BEGIN Data for processing

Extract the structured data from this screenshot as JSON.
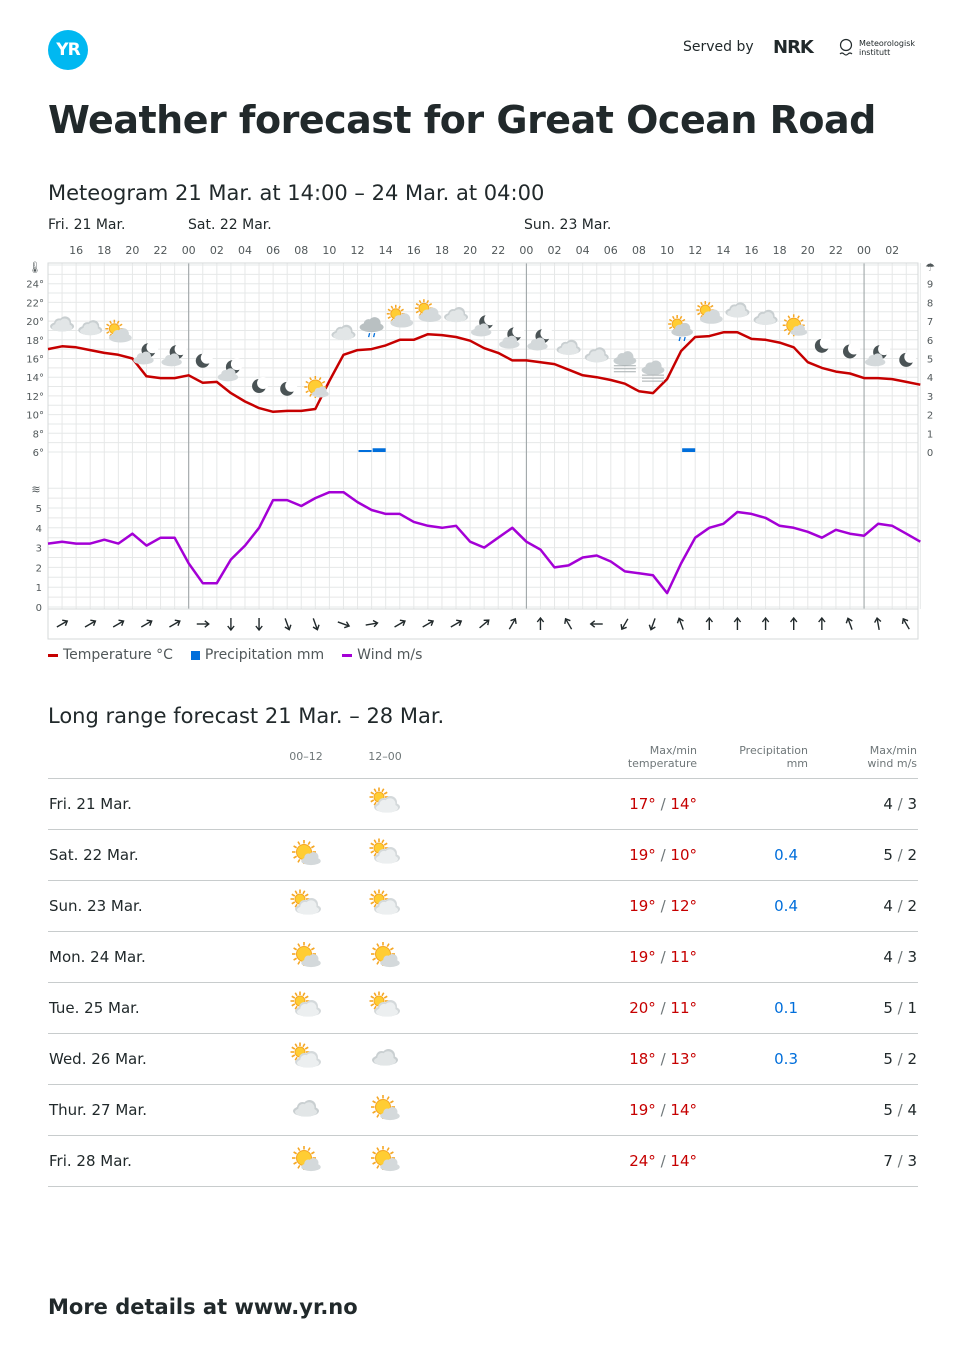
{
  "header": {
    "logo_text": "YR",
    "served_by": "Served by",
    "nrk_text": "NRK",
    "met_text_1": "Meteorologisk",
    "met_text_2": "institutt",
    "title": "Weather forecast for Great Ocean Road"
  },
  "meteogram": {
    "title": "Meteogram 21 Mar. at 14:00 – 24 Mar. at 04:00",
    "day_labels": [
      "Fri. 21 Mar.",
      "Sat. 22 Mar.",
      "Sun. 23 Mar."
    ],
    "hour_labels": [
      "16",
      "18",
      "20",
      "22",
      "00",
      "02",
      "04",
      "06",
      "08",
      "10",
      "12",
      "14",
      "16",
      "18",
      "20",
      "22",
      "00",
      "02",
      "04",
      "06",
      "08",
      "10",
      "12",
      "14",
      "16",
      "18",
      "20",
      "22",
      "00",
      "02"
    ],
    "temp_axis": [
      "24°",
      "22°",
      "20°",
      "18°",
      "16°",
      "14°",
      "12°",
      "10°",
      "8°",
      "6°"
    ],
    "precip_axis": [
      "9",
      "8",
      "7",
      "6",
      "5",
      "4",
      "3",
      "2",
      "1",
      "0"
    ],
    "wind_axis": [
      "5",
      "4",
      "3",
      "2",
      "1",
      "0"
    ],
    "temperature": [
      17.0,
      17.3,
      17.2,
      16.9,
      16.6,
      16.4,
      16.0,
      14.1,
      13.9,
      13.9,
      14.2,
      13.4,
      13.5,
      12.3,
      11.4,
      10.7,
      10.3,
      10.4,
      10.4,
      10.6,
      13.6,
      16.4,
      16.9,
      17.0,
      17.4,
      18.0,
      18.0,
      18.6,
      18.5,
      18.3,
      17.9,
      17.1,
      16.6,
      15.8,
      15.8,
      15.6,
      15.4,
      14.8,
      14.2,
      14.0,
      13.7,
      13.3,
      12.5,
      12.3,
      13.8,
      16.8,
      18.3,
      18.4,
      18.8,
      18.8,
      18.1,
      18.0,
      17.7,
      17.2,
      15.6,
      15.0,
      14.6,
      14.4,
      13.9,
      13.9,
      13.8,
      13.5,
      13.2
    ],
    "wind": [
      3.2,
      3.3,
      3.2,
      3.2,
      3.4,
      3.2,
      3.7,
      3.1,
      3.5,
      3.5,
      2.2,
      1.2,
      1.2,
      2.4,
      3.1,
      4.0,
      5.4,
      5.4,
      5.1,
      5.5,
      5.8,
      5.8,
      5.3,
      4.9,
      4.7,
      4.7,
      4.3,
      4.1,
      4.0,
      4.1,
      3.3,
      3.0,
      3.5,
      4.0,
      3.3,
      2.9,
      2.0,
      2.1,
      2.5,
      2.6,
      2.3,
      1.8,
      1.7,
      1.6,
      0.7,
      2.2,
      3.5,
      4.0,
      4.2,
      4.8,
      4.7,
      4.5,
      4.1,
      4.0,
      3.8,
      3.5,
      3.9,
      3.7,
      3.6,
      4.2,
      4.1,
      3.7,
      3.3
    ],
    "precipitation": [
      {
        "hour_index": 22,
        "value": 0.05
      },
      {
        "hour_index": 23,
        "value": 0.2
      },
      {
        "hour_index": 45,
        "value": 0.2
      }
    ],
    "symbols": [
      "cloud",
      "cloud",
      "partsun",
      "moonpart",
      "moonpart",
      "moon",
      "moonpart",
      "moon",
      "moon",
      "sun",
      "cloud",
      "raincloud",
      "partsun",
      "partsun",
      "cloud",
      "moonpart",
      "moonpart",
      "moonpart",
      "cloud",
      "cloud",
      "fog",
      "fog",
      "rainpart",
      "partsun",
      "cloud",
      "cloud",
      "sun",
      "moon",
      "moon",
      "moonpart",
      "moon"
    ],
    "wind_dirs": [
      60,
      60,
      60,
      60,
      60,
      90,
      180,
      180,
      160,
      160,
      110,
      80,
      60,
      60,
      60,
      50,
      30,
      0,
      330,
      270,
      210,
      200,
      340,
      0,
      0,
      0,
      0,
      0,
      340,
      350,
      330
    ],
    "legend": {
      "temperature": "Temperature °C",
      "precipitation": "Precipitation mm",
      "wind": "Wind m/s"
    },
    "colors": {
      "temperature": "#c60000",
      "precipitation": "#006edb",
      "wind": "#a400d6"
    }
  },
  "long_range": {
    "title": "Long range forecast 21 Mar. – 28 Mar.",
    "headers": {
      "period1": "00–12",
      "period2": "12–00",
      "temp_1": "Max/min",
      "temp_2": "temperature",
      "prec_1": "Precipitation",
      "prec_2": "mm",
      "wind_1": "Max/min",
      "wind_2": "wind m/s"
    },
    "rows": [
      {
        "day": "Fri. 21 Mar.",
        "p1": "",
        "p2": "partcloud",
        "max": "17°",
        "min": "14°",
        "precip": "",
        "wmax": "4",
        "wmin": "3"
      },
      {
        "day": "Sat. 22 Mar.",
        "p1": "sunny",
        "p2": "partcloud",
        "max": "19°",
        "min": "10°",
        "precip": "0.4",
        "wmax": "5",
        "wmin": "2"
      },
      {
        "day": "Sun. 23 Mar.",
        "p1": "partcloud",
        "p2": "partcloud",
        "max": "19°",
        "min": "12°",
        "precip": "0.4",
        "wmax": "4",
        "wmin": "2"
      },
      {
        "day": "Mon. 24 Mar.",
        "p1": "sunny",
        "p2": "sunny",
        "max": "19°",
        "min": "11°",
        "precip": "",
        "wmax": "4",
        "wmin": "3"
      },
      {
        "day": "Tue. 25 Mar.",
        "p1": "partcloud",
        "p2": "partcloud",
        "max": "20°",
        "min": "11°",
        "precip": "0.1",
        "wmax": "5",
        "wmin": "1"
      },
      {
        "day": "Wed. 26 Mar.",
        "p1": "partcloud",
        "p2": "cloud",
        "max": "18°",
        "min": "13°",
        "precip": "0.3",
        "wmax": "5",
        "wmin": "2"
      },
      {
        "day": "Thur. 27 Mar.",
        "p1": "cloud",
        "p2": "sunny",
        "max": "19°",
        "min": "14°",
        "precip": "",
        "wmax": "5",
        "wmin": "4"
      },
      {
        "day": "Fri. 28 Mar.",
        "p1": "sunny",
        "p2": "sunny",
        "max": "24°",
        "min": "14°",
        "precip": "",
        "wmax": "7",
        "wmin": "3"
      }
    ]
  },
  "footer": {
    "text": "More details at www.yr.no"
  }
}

END Data for processing

Work to complete: Return all of the entries exactly as written, but drop any pictures they hold.

Output of the task:
Extract the structured data from this screenshot as JSON.
{
  "header": {
    "logo_text": "YR",
    "served_by": "Served by",
    "nrk_text": "NRK",
    "met_text_1": "Meteorologisk",
    "met_text_2": "institutt",
    "title": "Weather forecast for Great Ocean Road"
  },
  "meteogram": {
    "title": "Meteogram 21 Mar. at 14:00 – 24 Mar. at 04:00",
    "day_labels": [
      "Fri. 21 Mar.",
      "Sat. 22 Mar.",
      "Sun. 23 Mar."
    ],
    "hour_labels": [
      "16",
      "18",
      "20",
      "22",
      "00",
      "02",
      "04",
      "06",
      "08",
      "10",
      "12",
      "14",
      "16",
      "18",
      "20",
      "22",
      "00",
      "02",
      "04",
      "06",
      "08",
      "10",
      "12",
      "14",
      "16",
      "18",
      "20",
      "22",
      "00",
      "02"
    ],
    "temp_axis": [
      "24°",
      "22°",
      "20°",
      "18°",
      "16°",
      "14°",
      "12°",
      "10°",
      "8°",
      "6°"
    ],
    "precip_axis": [
      "9",
      "8",
      "7",
      "6",
      "5",
      "4",
      "3",
      "2",
      "1",
      "0"
    ],
    "wind_axis": [
      "5",
      "4",
      "3",
      "2",
      "1",
      "0"
    ],
    "temperature": [
      17.0,
      17.3,
      17.2,
      16.9,
      16.6,
      16.4,
      16.0,
      14.1,
      13.9,
      13.9,
      14.2,
      13.4,
      13.5,
      12.3,
      11.4,
      10.7,
      10.3,
      10.4,
      10.4,
      10.6,
      13.6,
      16.4,
      16.9,
      17.0,
      17.4,
      18.0,
      18.0,
      18.6,
      18.5,
      18.3,
      17.9,
      17.1,
      16.6,
      15.8,
      15.8,
      15.6,
      15.4,
      14.8,
      14.2,
      14.0,
      13.7,
      13.3,
      12.5,
      12.3,
      13.8,
      16.8,
      18.3,
      18.4,
      18.8,
      18.8,
      18.1,
      18.0,
      17.7,
      17.2,
      15.6,
      15.0,
      14.6,
      14.4,
      13.9,
      13.9,
      13.8,
      13.5,
      13.2
    ],
    "wind": [
      3.2,
      3.3,
      3.2,
      3.2,
      3.4,
      3.2,
      3.7,
      3.1,
      3.5,
      3.5,
      2.2,
      1.2,
      1.2,
      2.4,
      3.1,
      4.0,
      5.4,
      5.4,
      5.1,
      5.5,
      5.8,
      5.8,
      5.3,
      4.9,
      4.7,
      4.7,
      4.3,
      4.1,
      4.0,
      4.1,
      3.3,
      3.0,
      3.5,
      4.0,
      3.3,
      2.9,
      2.0,
      2.1,
      2.5,
      2.6,
      2.3,
      1.8,
      1.7,
      1.6,
      0.7,
      2.2,
      3.5,
      4.0,
      4.2,
      4.8,
      4.7,
      4.5,
      4.1,
      4.0,
      3.8,
      3.5,
      3.9,
      3.7,
      3.6,
      4.2,
      4.1,
      3.7,
      3.3
    ],
    "precipitation": [
      {
        "hour_index": 22,
        "value": 0.05
      },
      {
        "hour_index": 23,
        "value": 0.2
      },
      {
        "hour_index": 45,
        "value": 0.2
      }
    ],
    "symbols": [
      "cloud",
      "cloud",
      "partsun",
      "moonpart",
      "moonpart",
      "moon",
      "moonpart",
      "moon",
      "moon",
      "sun",
      "cloud",
      "raincloud",
      "partsun",
      "partsun",
      "cloud",
      "moonpart",
      "moonpart",
      "moonpart",
      "cloud",
      "cloud",
      "fog",
      "fog",
      "rainpart",
      "partsun",
      "cloud",
      "cloud",
      "sun",
      "moon",
      "moon",
      "moonpart",
      "moon"
    ],
    "wind_dirs": [
      60,
      60,
      60,
      60,
      60,
      90,
      180,
      180,
      160,
      160,
      110,
      80,
      60,
      60,
      60,
      50,
      30,
      0,
      330,
      270,
      210,
      200,
      340,
      0,
      0,
      0,
      0,
      0,
      340,
      350,
      330
    ],
    "legend": {
      "temperature": "Temperature °C",
      "precipitation": "Precipitation mm",
      "wind": "Wind m/s"
    },
    "colors": {
      "temperature": "#c60000",
      "precipitation": "#006edb",
      "wind": "#a400d6"
    }
  },
  "long_range": {
    "title": "Long range forecast 21 Mar. – 28 Mar.",
    "headers": {
      "period1": "00–12",
      "period2": "12–00",
      "temp_1": "Max/min",
      "temp_2": "temperature",
      "prec_1": "Precipitation",
      "prec_2": "mm",
      "wind_1": "Max/min",
      "wind_2": "wind m/s"
    },
    "rows": [
      {
        "day": "Fri. 21 Mar.",
        "p1": "",
        "p2": "partcloud",
        "max": "17°",
        "min": "14°",
        "precip": "",
        "wmax": "4",
        "wmin": "3"
      },
      {
        "day": "Sat. 22 Mar.",
        "p1": "sunny",
        "p2": "partcloud",
        "max": "19°",
        "min": "10°",
        "precip": "0.4",
        "wmax": "5",
        "wmin": "2"
      },
      {
        "day": "Sun. 23 Mar.",
        "p1": "partcloud",
        "p2": "partcloud",
        "max": "19°",
        "min": "12°",
        "precip": "0.4",
        "wmax": "4",
        "wmin": "2"
      },
      {
        "day": "Mon. 24 Mar.",
        "p1": "sunny",
        "p2": "sunny",
        "max": "19°",
        "min": "11°",
        "precip": "",
        "wmax": "4",
        "wmin": "3"
      },
      {
        "day": "Tue. 25 Mar.",
        "p1": "partcloud",
        "p2": "partcloud",
        "max": "20°",
        "min": "11°",
        "precip": "0.1",
        "wmax": "5",
        "wmin": "1"
      },
      {
        "day": "Wed. 26 Mar.",
        "p1": "partcloud",
        "p2": "cloud",
        "max": "18°",
        "min": "13°",
        "precip": "0.3",
        "wmax": "5",
        "wmin": "2"
      },
      {
        "day": "Thur. 27 Mar.",
        "p1": "cloud",
        "p2": "sunny",
        "max": "19°",
        "min": "14°",
        "precip": "",
        "wmax": "5",
        "wmin": "4"
      },
      {
        "day": "Fri. 28 Mar.",
        "p1": "sunny",
        "p2": "sunny",
        "max": "24°",
        "min": "14°",
        "precip": "",
        "wmax": "7",
        "wmin": "3"
      }
    ]
  },
  "footer": {
    "text": "More details at www.yr.no"
  }
}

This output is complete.